--- Start of Data supplied ---
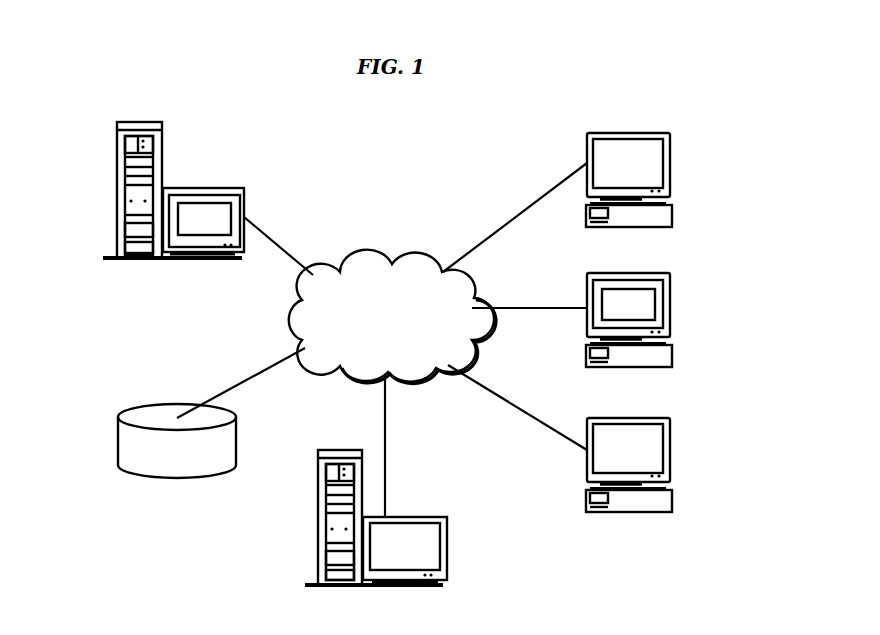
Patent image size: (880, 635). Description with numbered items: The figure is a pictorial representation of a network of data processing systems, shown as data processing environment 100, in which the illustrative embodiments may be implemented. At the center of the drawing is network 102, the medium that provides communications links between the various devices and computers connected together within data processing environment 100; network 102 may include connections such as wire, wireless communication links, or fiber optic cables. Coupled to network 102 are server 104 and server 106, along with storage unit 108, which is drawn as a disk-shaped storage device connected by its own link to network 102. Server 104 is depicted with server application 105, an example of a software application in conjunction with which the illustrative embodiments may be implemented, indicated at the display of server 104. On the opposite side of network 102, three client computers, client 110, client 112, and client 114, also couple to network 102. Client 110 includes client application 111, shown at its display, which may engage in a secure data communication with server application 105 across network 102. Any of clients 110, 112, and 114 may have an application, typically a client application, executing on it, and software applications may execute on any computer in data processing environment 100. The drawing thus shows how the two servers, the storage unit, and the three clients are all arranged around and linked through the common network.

The data processing environment 100 is at (66, 142).
The network 102 is at (392, 317).
The server 104 is at (189, 201).
The server application 105 is at (193, 203).
The server 106 is at (376, 530).
The storage unit 108 is at (177, 441).
The client 110 is at (682, 329).
The client application 111 is at (656, 304).
The client 112 is at (629, 474).
The client 114 is at (629, 189).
--- End of Data supplied ---
* Your objective
Copy out verbatim the lines running from the start of the entries through the line containing "The server 104 is at (189, 201).", including that line, and leave the pictures out.

* In response
Patent image size: (880, 635). Description with numbered items: The figure is a pictorial representation of a network of data processing systems, shown as data processing environment 100, in which the illustrative embodiments may be implemented. At the center of the drawing is network 102, the medium that provides communications links between the various devices and computers connected together within data processing environment 100; network 102 may include connections such as wire, wireless communication links, or fiber optic cables. Coupled to network 102 are server 104 and server 106, along with storage unit 108, which is drawn as a disk-shaped storage device connected by its own link to network 102. Server 104 is depicted with server application 105, an example of a software application in conjunction with which the illustrative embodiments may be implemented, indicated at the display of server 104. On the opposite side of network 102, three client computers, client 110, client 112, and client 114, also couple to network 102. Client 110 includes client application 111, shown at its display, which may engage in a secure data communication with server application 105 across network 102. Any of clients 110, 112, and 114 may have an application, typically a client application, executing on it, and software applications may execute on any computer in data processing environment 100. The drawing thus shows how the two servers, the storage unit, and the three clients are all arranged around and linked through the common network.

The data processing environment 100 is at (66, 142).
The network 102 is at (392, 317).
The server 104 is at (189, 201).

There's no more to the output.